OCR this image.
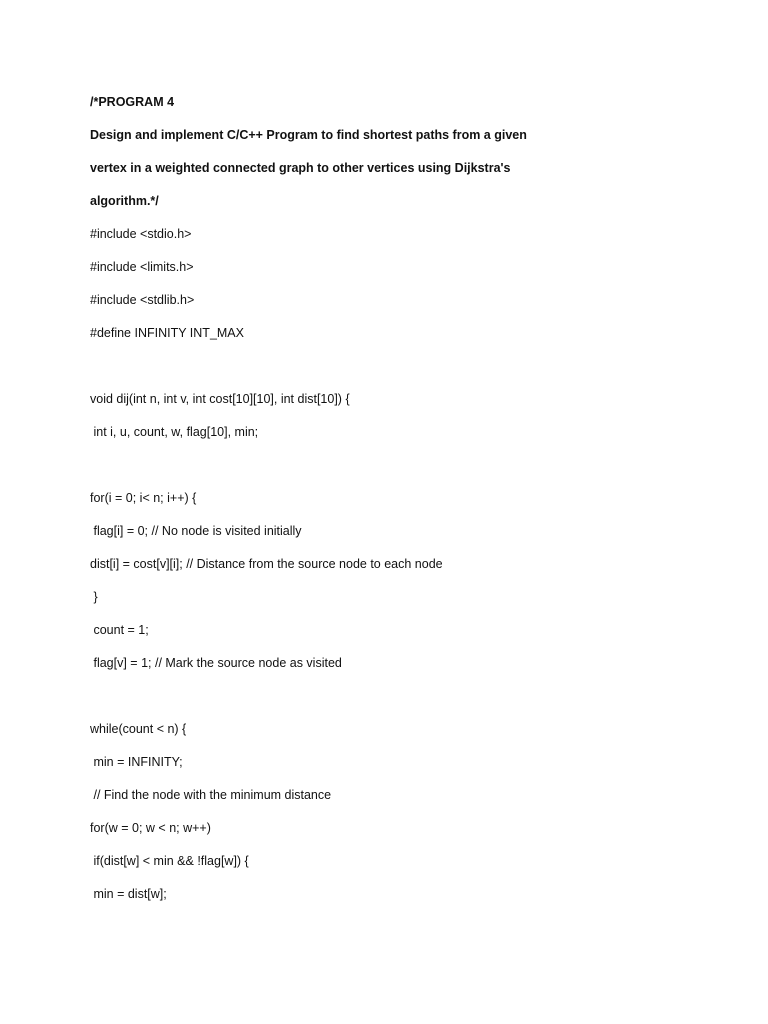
/*PROGRAM 4

Design and implement C/C++ Program to find shortest paths from a given

vertex in a weighted connected graph to other vertices using Dijkstra's

algorithm.*/

#include <stdio.h>

#include <limits.h>

#include <stdlib.h>

#define INFINITY INT_MAX

void dij(int n, int v, int cost[10][10], int dist[10]) {

int i, u, count, w, flag[10], min;

for(i = 0; i< n; i++) {

flag[i] = 0; // No node is visited initially

dist[i] = cost[v][i]; // Distance from the source node to each node

}

count = 1;

flag[v] = 1; // Mark the source node as visited

while(count < n) {

min = INFINITY;

// Find the node with the minimum distance

for(w = 0; w < n; w++)

if(dist[w] < min && !flag[w]) {

min = dist[w];
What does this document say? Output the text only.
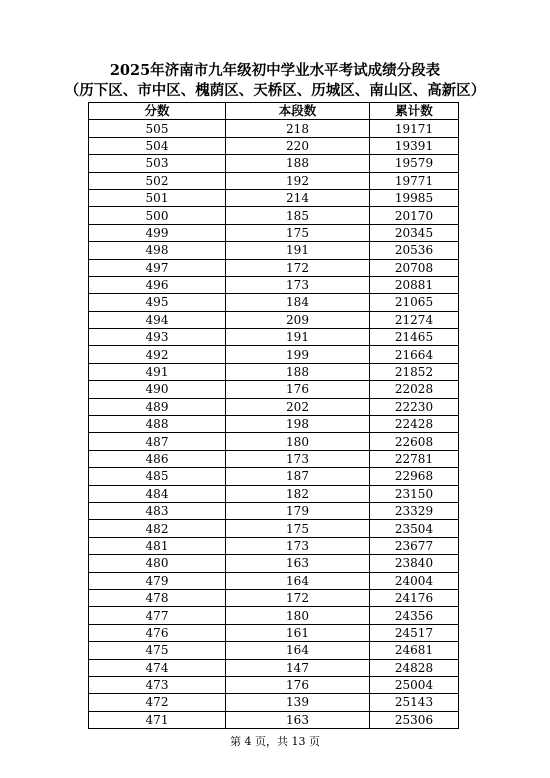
2025年济南市九年级初中学业水平考试成绩分段表
（历下区、市中区、槐荫区、天桥区、历城区、南山区、高新区）
分数	本段数	累计数
505	218	19171
504	220	19391
503	188	19579
502	192	19771
501	214	19985
500	185	20170
499	175	20345
498	191	20536
497	172	20708
496	173	20881
495	184	21065
494	209	21274
493	191	21465
492	199	21664
491	188	21852
490	176	22028
489	202	22230
488	198	22428
487	180	22608
486	173	22781
485	187	22968
484	182	23150
483	179	23329
482	175	23504
481	173	23677
480	163	23840
479	164	24004
478	172	24176
477	180	24356
476	161	24517
475	164	24681
474	147	24828
473	176	25004
472	139	25143
471	163	25306
第 4 页，共 13 页
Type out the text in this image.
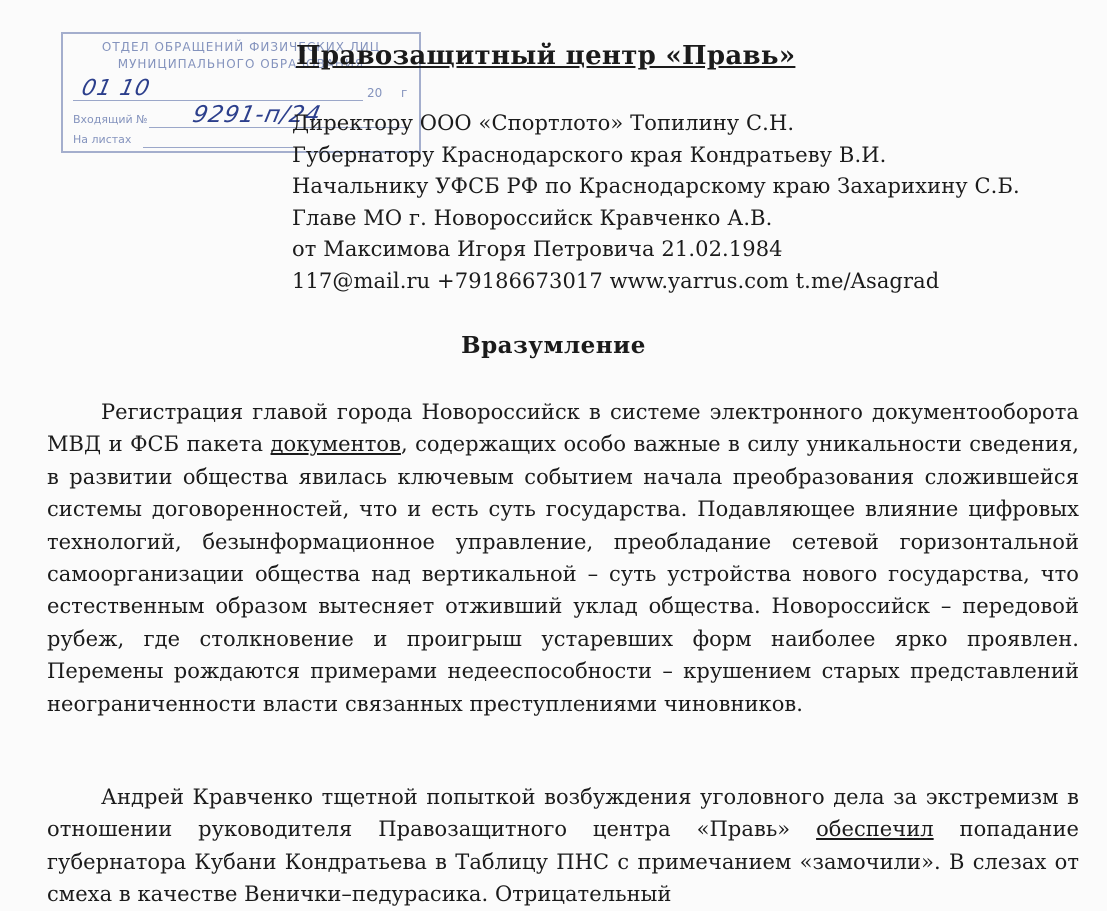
ОТДЕЛ ОБРАЩЕНИЙ ФИЗИЧЕСКИХ ЛИЦ
МУНИЦИПАЛЬНОГО ОБРАЗОВАНИЯ
20 г
Входящий №
На листах
01 10
9291-п/24
Правозащитный центр «Правь»
Директору ООО «Спортлото» Топилину С.Н.
Губернатору Краснодарского края Кондратьеву В.И.
Начальнику УФСБ РФ по Краснодарскому краю Захарихину С.Б.
Главе МО г. Новороссийск Кравченко А.В.
от Максимова Игоря Петровича 21.02.1984
117@mail.ru +79186673017 www.yarrus.com t.me/Asagrad
Вразумление
Регистрация главой города Новороссийск в системе электронного документооборота МВД и ФСБ пакета документов, содержащих особо важные в силу уникальности сведения, в развитии общества явилась ключевым событием начала преобразования сложившейся системы договоренностей, что и есть суть государства. Подавляющее влияние цифровых технологий, безынформационное управление, преобладание сетевой горизонтальной самоорганизации общества над вертикальной – суть устройства нового государства, что естественным образом вытесняет отживший уклад общества. Новороссийск – передовой рубеж, где столкновение и проигрыш устаревших форм наиболее ярко проявлен. Перемены рождаются примерами недееспособности – крушением старых представлений неограниченности власти связанных преступлениями чиновников.
Андрей Кравченко тщетной попыткой возбуждения уголовного дела за экстремизм в отношении руководителя Правозащитного центра «Правь» обеспечил попадание губернатора Кубани Кондратьева в Таблицу ПНС с примечанием «замочили». В слезах от смеха в качестве Венички–педурасика. Отрицательный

= = = = =

## Request
Leave out the pictures and copy everything else in the records word for word.

## Task answer
OCR this image.
/*PROGRAM 4

Design and implement C/C++ Program to find shortest paths from a given

vertex in a weighted connected graph to other vertices using Dijkstra's

algorithm.*/

#include <stdio.h>

#include <limits.h>

#include <stdlib.h>

#define INFINITY INT_MAX

void dij(int n, int v, int cost[10][10], int dist[10]) {

int i, u, count, w, flag[10], min;

for(i = 0; i< n; i++) {

flag[i] = 0; // No node is visited initially

dist[i] = cost[v][i]; // Distance from the source node to each node

}

count = 1;

flag[v] = 1; // Mark the source node as visited

while(count < n) {

min = INFINITY;

// Find the node with the minimum distance

for(w = 0; w < n; w++)

if(dist[w] < min && !flag[w]) {

min = dist[w];
What does this document say? Output the text only.
2025年济南市九年级初中学业水平考试成绩分段表
（历下区、市中区、槐荫区、天桥区、历城区、南山区、高新区）
分数	本段数	累计数
505	218	19171
504	220	19391
503	188	19579
502	192	19771
501	214	19985
500	185	20170
499	175	20345
498	191	20536
497	172	20708
496	173	20881
495	184	21065
494	209	21274
493	191	21465
492	199	21664
491	188	21852
490	176	22028
489	202	22230
488	198	22428
487	180	22608
486	173	22781
485	187	22968
484	182	23150
483	179	23329
482	175	23504
481	173	23677
480	163	23840
479	164	24004
478	172	24176
477	180	24356
476	161	24517
475	164	24681
474	147	24828
473	176	25004
472	139	25143
471	163	25306
第 4 页，共 13 页
Type out the text in this image.
ОТДЕЛ ОБРАЩЕНИЙ ФИЗИЧЕСКИХ ЛИЦ
МУНИЦИПАЛЬНОГО ОБРАЗОВАНИЯ
20 г
Входящий №
На листах
01 10
9291-п/24
Правозащитный центр «Правь»
Директору ООО «Спортлото» Топилину С.Н.
Губернатору Краснодарского края Кондратьеву В.И.
Начальнику УФСБ РФ по Краснодарскому краю Захарихину С.Б.
Главе МО г. Новороссийск Кравченко А.В.
от Максимова Игоря Петровича 21.02.1984
117@mail.ru +79186673017 www.yarrus.com t.me/Asagrad
Вразумление
Регистрация главой города Новороссийск в системе электронного документооборота МВД и ФСБ пакета документов, содержащих особо важные в силу уникальности сведения, в развитии общества явилась ключевым событием начала преобразования сложившейся системы договоренностей, что и есть суть государства. Подавляющее влияние цифровых технологий, безынформационное управление, преобладание сетевой горизонтальной самоорганизации общества над вертикальной – суть устройства нового государства, что естественным образом вытесняет отживший уклад общества. Новороссийск – передовой рубеж, где столкновение и проигрыш устаревших форм наиболее ярко проявлен. Перемены рождаются примерами недееспособности – крушением старых представлений неограниченности власти связанных преступлениями чиновников.
Андрей Кравченко тщетной попыткой возбуждения уголовного дела за экстремизм в отношении руководителя Правозащитного центра «Правь» обеспечил попадание губернатора Кубани Кондратьева в Таблицу ПНС с примечанием «замочили». В слезах от смеха в качестве Венички–педурасика. Отрицательный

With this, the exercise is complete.